Request ::
In the material below, the lines containing the word "Profile" are required; copy each of them.

Entries ::

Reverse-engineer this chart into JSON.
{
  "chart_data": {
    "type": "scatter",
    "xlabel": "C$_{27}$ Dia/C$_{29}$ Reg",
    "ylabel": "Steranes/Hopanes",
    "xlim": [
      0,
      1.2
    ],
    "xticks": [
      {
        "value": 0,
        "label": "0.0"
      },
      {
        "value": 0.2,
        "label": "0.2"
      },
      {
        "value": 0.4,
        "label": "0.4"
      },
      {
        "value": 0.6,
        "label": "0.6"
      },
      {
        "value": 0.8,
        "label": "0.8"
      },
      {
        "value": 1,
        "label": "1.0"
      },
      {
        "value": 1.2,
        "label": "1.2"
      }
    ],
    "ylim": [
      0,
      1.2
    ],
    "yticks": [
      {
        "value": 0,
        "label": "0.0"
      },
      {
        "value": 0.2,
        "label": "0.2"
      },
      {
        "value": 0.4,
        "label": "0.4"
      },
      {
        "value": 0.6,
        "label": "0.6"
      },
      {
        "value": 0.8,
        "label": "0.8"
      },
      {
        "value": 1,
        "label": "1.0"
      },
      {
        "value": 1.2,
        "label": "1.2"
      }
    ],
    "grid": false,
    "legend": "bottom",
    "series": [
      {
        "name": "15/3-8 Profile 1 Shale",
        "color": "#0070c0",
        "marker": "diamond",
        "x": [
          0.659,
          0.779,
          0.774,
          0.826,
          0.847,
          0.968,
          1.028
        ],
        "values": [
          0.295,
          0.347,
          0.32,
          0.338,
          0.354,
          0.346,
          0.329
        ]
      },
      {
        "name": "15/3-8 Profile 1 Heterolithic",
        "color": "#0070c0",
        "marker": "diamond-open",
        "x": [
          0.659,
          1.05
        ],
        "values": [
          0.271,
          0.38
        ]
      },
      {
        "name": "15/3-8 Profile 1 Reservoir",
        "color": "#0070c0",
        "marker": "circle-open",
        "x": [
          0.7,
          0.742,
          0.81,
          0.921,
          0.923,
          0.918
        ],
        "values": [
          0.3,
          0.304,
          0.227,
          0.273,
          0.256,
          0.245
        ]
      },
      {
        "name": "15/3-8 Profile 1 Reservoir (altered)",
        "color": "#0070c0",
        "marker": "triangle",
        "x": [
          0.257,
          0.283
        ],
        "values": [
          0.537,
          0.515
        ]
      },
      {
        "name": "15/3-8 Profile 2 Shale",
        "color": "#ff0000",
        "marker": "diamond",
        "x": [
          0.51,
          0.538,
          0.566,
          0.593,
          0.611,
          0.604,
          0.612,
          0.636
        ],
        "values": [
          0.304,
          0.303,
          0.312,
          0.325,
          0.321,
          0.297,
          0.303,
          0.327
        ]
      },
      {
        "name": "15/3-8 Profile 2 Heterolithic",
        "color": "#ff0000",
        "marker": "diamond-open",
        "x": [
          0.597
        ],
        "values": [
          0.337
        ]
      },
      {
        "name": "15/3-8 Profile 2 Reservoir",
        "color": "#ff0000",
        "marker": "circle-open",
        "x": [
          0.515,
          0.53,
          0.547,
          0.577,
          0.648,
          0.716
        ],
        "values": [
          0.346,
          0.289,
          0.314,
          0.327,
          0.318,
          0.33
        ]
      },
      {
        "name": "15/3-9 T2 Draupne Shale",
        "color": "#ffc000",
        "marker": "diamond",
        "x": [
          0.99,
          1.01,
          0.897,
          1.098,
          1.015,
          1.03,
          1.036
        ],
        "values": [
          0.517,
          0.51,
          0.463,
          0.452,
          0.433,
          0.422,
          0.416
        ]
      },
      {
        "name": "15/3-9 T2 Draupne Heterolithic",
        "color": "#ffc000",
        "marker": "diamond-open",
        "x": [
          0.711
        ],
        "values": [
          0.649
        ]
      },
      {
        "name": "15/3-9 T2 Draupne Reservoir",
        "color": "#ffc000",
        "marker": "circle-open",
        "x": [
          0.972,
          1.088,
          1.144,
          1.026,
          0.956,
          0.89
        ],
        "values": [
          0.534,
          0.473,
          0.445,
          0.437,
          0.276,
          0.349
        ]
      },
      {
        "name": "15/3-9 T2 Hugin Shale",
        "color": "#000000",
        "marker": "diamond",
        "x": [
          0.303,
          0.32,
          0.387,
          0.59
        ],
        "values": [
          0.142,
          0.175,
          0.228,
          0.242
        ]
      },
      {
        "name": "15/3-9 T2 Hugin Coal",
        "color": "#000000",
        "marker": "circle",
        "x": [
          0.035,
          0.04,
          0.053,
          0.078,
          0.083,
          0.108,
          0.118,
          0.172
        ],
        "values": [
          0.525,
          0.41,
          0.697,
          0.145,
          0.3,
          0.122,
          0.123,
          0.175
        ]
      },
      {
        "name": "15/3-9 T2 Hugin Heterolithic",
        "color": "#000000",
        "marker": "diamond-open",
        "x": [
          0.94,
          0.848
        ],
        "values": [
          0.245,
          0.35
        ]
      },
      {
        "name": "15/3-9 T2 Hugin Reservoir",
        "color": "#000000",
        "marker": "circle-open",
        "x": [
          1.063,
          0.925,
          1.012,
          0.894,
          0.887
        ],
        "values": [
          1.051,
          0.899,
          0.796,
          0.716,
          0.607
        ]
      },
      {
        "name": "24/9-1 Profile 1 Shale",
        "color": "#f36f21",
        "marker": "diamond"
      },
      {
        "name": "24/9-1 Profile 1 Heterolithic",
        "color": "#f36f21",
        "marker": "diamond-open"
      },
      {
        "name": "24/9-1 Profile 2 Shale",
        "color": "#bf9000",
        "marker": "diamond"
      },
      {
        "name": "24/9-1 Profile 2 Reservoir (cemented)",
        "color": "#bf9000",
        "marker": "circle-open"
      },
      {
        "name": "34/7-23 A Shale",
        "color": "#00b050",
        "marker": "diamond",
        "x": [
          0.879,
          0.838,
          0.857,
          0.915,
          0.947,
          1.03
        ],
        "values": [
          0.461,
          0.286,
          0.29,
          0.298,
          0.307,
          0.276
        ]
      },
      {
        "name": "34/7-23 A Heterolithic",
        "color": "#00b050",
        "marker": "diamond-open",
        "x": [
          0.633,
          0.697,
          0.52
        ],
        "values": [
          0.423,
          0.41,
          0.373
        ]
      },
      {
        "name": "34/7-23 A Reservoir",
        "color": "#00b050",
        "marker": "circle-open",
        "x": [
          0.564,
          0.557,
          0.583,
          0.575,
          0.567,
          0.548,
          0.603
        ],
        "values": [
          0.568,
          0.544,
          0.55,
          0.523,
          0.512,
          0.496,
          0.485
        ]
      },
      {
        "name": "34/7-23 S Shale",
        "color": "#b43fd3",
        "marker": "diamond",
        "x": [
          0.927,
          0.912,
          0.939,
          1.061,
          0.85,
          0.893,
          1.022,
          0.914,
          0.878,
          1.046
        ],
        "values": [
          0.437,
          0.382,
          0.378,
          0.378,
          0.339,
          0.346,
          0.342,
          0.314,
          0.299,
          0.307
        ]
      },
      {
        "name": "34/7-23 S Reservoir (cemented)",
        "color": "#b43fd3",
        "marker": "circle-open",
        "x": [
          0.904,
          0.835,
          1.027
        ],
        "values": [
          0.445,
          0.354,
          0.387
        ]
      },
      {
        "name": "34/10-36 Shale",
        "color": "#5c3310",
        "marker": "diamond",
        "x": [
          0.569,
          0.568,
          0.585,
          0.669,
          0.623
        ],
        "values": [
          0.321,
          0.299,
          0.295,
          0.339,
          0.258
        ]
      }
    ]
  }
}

Response below ::
        "name": "15/3-8 Profile 1 Shale",
        "name": "15/3-8 Profile 1 Heterolithic",
        "name": "15/3-8 Profile 1 Reservoir",
        "name": "15/3-8 Profile 1 Reservoir (altered)",
        "name": "15/3-8 Profile 2 Shale",
        "name": "15/3-8 Profile 2 Heterolithic",
        "name": "15/3-8 Profile 2 Reservoir",
        "name": "24/9-1 Profile 1 Shale",
        "name": "24/9-1 Profile 1 Heterolithic",
        "name": "24/9-1 Profile 2 Shale",
        "name": "24/9-1 Profile 2 Reservoir (cemented)",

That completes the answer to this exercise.